Excerpted passage:
● ● ● ● ● ● ●

1. I agree with the outcome in the instant case but I am unable to follow the reasoning. The case concerns a fundamental issue of procedural fairness, namely whether a judge who took cognizance of a case at a certain stage of civil judicial proceedings can sit on the bench in the same case at a subsequent stage of those proceedings. In my view, this case reveals the weaknesses of the approach adopted to date and demonstrates the need to revisit it.

2. Human-rights issues of procedural law are especially difficult because the applicable provisions of the Convention are very general and vague, whereas procedural law is not only highly complex but varies considerably from one State to another. In such a context, devising universal standards of procedural fairness for the purpose of assessing very different national judicial procedures is a perilous exercise.

● ● ● ● ● ● ●

Stored data:
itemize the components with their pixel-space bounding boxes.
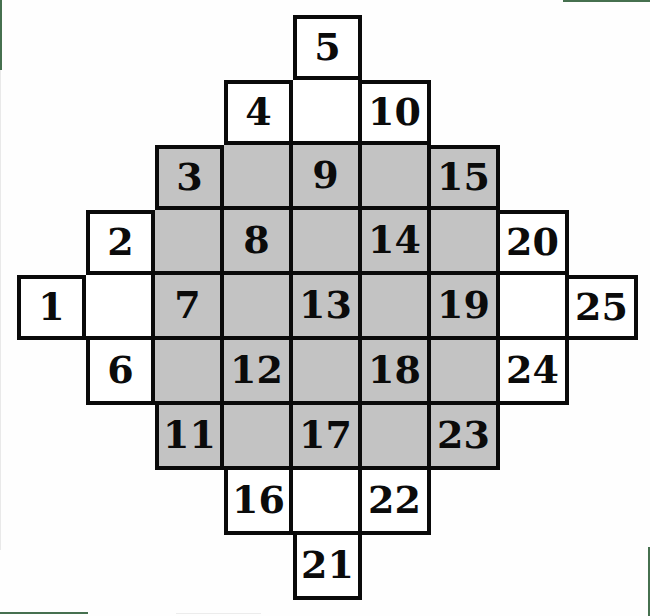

● ● ● ● ● ● ●

What this exercise asks:
1. In the opinion on procedural fairness, what makes human-rights issues of procedural law especially difficult?
2. Pick up the opinion on procedural fairness right after its last sentence and write the next paragraph.

Replies:
1. The Convention's applicable provisions are very general and vague, while procedural law is highly complex and varies considerably from one State to another.

2.
The reasoning, which tries to follow the case-law of the Court, formulates the following test in paragraph 50:

“The assessment of whether the participation of the same judge in different stages of a civil case complies with the requirement of impartiality laid down by Article 6 § 1 is to be made on a case-to-case basis, regard being had to the circumstances of the individual case and, importantly, to the characteristics of the relevant rules of civil procedure applied to the case. In particular, it is necessary to consider whether the link between substantive issues determined at various stages of the proceedings is so close as to cast doubt on the impartiality of the judge participating in the decision-making at these stages (see Warsicka , § 40, cited above, and Toziczka , cited above, § 36).”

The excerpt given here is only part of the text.